• Requirement:
Copy out each line that mentions the word "分子式为".

• Input:

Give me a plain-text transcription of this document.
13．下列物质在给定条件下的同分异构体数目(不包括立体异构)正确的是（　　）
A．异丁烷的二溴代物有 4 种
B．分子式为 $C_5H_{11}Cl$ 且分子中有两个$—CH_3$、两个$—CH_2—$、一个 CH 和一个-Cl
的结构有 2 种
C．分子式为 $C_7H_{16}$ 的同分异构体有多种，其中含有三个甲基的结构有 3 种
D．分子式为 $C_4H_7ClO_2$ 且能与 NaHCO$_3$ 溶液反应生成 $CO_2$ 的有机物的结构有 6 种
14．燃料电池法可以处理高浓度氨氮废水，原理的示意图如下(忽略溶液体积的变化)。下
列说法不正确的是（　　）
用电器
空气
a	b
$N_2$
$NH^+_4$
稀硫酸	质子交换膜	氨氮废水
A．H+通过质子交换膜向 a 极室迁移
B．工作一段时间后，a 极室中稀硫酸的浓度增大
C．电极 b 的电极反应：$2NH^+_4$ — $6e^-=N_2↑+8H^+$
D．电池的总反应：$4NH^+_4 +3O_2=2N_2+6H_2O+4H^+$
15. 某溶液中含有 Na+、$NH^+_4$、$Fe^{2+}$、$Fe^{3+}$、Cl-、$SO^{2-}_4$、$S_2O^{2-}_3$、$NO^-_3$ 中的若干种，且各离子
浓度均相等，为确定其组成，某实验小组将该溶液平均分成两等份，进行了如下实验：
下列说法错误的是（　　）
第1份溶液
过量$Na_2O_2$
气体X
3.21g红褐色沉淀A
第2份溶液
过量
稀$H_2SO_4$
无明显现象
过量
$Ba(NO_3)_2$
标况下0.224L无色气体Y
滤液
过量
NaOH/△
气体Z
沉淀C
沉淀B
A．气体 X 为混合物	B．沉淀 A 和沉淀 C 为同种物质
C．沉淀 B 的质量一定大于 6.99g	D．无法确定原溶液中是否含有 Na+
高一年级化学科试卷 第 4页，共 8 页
==
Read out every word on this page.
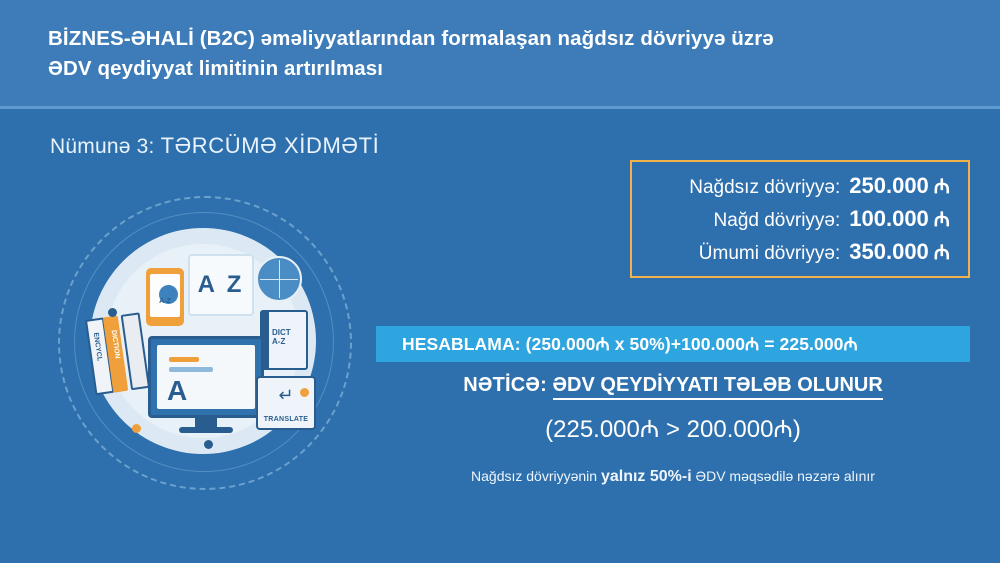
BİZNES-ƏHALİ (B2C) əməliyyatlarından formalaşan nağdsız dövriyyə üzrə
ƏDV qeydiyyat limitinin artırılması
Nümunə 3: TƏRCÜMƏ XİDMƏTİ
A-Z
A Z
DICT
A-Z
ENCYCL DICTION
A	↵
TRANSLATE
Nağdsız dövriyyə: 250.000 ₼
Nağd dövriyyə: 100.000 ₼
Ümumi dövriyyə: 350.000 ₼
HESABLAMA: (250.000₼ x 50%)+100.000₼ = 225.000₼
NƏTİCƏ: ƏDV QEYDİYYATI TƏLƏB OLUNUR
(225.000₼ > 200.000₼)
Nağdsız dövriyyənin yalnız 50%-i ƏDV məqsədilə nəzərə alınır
--
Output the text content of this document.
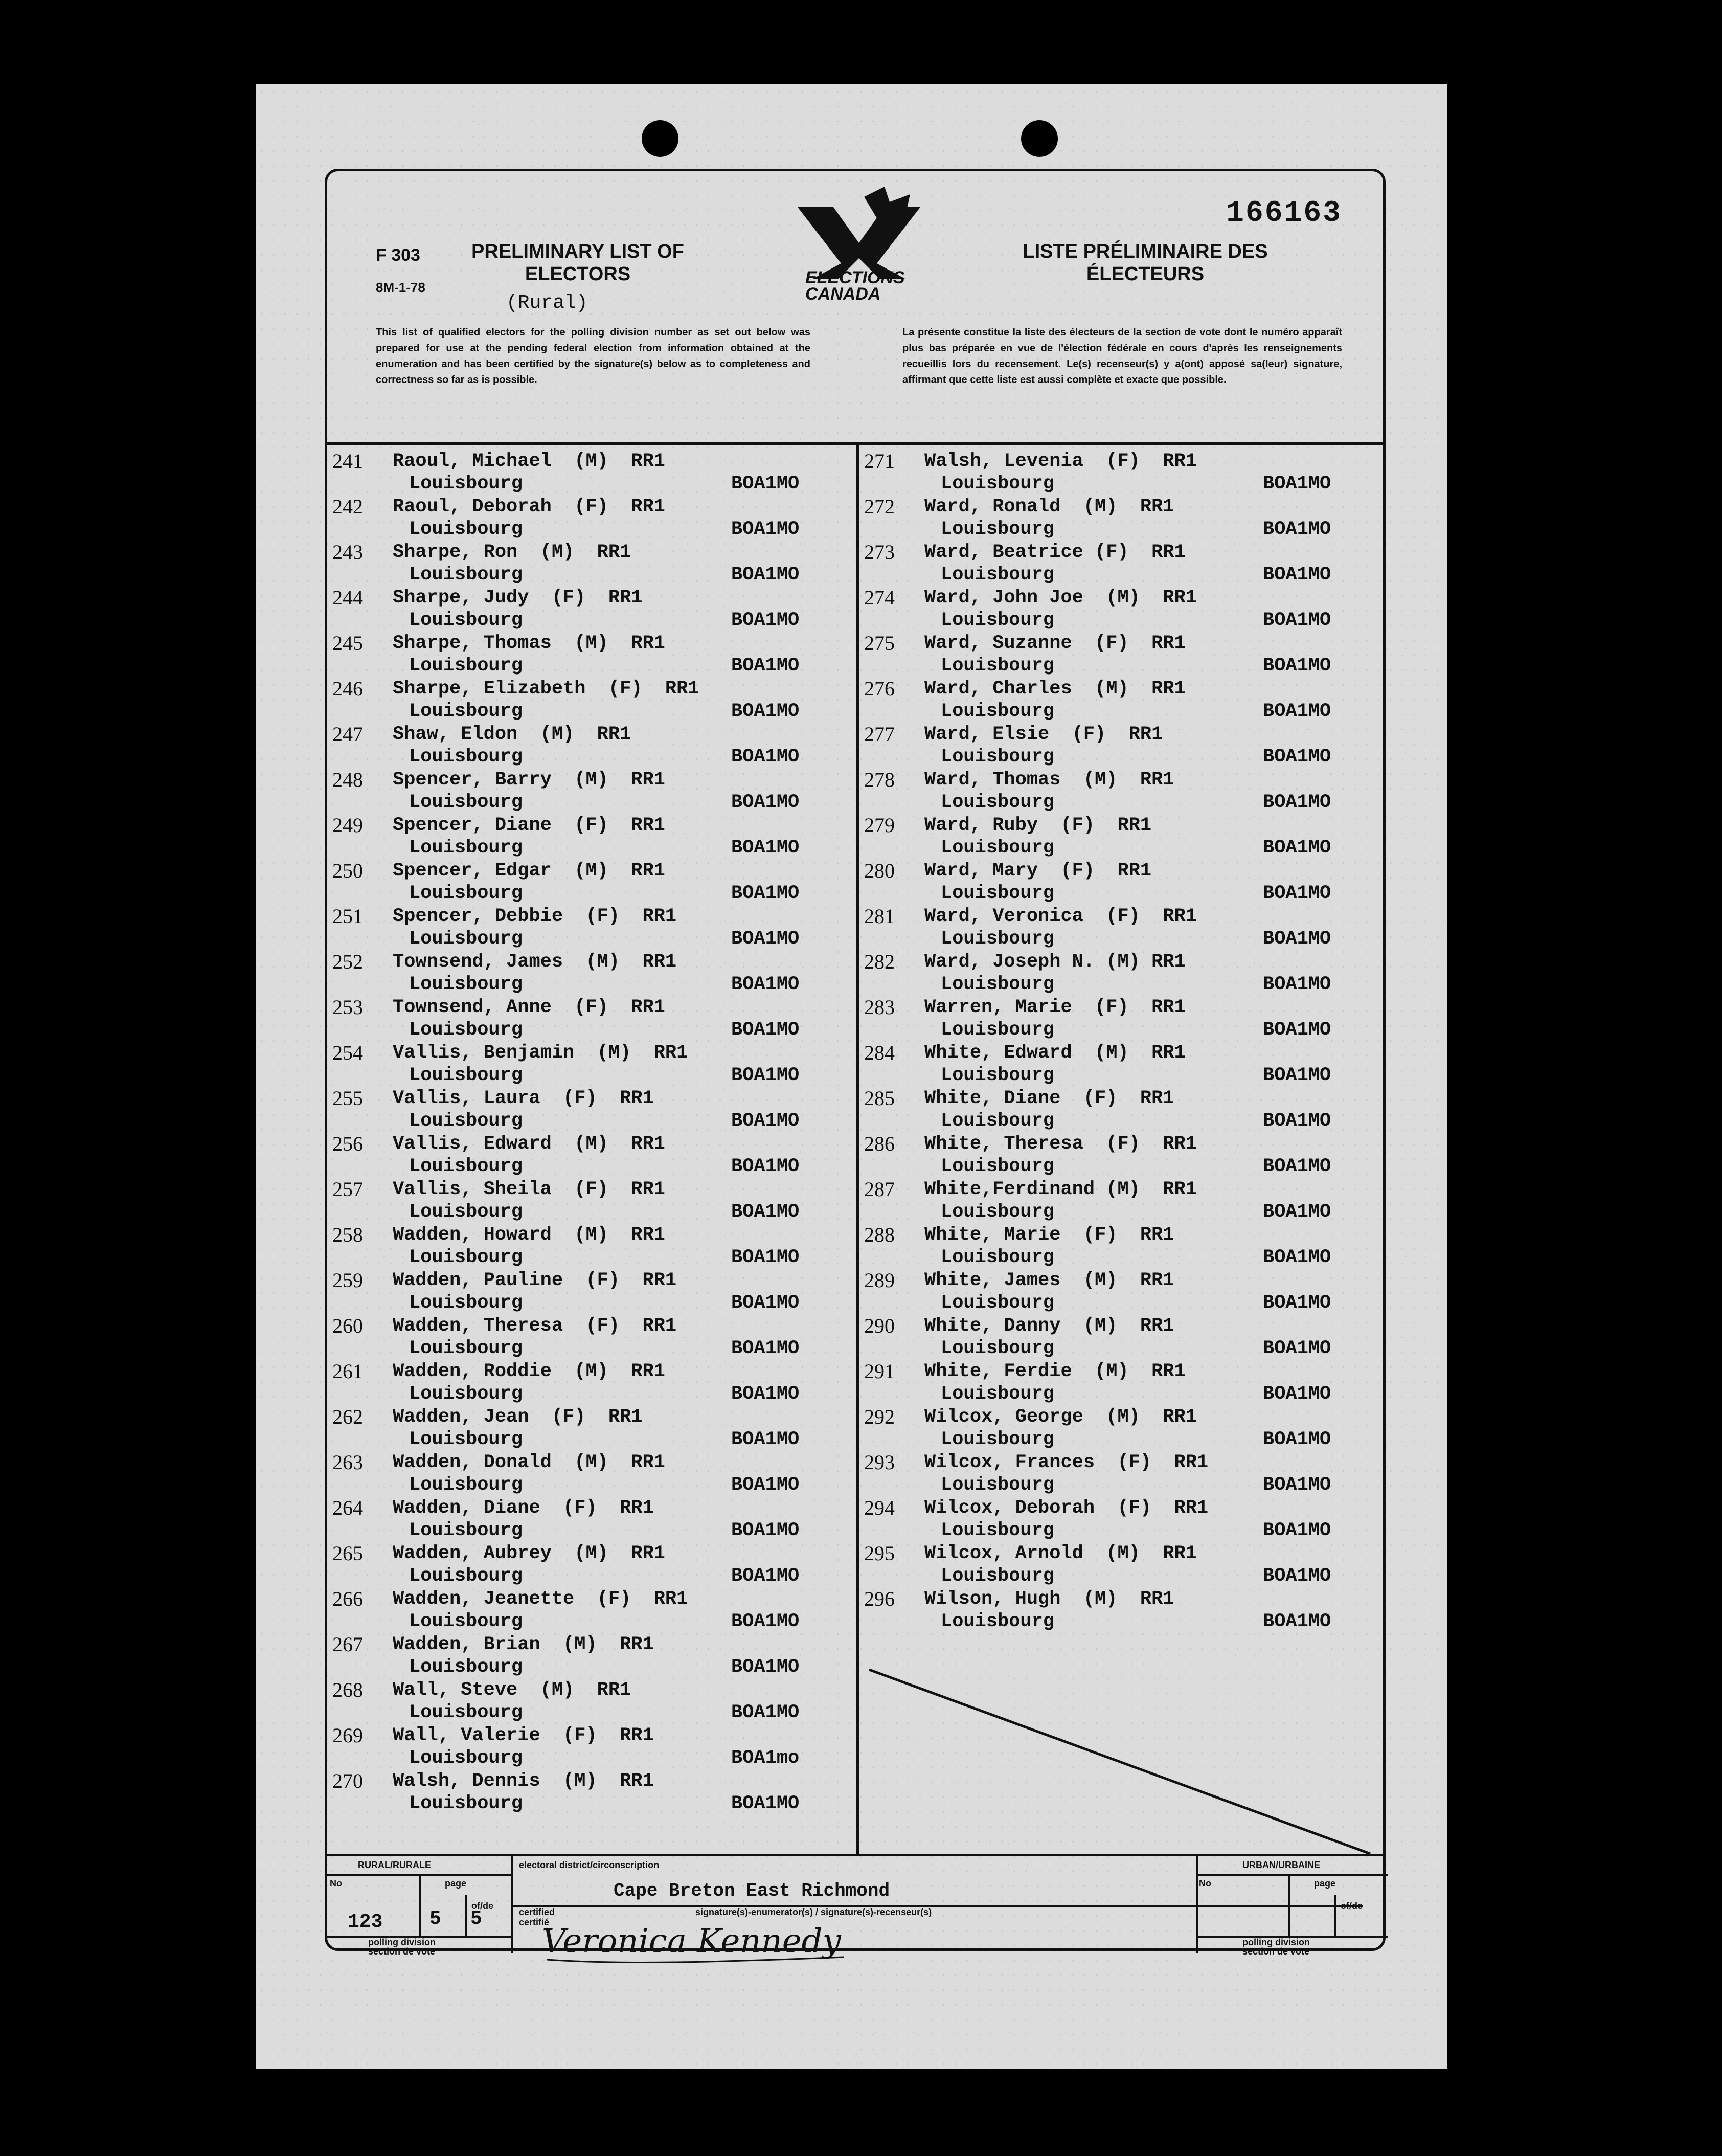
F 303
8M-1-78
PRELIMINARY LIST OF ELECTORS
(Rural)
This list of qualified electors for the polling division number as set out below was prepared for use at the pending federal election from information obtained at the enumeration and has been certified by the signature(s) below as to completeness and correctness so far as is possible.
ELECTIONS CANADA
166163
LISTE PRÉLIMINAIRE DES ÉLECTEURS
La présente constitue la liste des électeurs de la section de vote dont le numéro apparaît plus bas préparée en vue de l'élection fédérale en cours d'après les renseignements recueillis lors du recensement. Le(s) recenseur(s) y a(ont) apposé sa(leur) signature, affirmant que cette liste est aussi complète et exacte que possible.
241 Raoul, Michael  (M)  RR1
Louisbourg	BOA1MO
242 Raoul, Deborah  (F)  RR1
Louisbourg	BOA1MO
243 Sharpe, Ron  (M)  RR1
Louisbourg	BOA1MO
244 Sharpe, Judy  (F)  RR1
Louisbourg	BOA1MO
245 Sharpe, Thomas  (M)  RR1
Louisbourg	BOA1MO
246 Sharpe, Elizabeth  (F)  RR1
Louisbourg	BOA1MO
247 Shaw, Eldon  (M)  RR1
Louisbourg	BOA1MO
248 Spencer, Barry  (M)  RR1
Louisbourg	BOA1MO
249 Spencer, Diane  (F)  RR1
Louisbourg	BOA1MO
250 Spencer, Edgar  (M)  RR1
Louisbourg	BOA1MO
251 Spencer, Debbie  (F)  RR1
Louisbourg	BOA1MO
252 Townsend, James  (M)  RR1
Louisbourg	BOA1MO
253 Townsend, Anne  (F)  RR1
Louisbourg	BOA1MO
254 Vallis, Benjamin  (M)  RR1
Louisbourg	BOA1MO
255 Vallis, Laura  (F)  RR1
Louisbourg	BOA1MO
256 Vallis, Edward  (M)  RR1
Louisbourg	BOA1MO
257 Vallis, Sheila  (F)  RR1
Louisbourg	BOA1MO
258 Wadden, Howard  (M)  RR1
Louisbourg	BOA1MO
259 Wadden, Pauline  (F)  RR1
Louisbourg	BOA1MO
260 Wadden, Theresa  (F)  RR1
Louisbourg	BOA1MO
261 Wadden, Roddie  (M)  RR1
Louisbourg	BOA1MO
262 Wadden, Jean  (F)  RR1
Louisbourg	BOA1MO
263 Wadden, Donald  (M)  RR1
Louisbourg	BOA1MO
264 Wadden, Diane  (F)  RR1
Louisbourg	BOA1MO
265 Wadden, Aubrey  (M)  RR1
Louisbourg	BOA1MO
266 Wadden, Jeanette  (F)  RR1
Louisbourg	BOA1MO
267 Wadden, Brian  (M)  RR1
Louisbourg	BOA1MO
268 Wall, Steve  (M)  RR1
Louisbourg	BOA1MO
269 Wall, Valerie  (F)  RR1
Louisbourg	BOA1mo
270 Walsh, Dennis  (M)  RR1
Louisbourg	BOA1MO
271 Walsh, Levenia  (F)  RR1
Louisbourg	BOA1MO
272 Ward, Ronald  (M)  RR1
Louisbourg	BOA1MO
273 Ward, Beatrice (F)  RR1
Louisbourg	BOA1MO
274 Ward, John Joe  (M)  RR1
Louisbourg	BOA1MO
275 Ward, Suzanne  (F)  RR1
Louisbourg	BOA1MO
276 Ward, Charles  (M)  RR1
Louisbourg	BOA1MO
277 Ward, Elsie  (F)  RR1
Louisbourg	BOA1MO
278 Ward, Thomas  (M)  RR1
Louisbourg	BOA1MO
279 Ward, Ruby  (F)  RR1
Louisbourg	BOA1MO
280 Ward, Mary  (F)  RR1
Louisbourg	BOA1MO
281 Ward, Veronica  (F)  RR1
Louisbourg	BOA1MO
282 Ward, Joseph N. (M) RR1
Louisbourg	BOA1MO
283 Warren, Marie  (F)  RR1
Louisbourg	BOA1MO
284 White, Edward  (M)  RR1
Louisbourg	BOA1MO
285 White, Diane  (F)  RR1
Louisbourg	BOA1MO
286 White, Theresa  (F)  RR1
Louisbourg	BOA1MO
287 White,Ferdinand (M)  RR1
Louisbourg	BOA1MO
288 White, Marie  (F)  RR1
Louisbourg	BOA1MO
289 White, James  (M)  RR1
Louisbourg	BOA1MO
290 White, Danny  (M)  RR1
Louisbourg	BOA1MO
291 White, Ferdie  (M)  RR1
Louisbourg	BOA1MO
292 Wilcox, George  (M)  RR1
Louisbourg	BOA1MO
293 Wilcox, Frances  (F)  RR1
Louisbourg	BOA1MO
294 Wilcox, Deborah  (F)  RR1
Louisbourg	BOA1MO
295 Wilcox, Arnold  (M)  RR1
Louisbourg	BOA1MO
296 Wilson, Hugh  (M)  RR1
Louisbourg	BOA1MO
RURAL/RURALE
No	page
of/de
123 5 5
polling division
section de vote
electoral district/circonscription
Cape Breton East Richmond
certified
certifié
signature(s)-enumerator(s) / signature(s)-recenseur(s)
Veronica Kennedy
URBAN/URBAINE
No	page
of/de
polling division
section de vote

• Task solution:
B．分子式为 $C_5H_{11}Cl$ 且分子中有两个$—CH_3$、两个$—CH_2—$、一个 CH 和一个-Cl
C．分子式为 $C_7H_{16}$ 的同分异构体有多种，其中含有三个甲基的结构有 3 种
D．分子式为 $C_4H_7ClO_2$ 且能与 NaHCO$_3$ 溶液反应生成 $CO_2$ 的有机物的结构有 6 种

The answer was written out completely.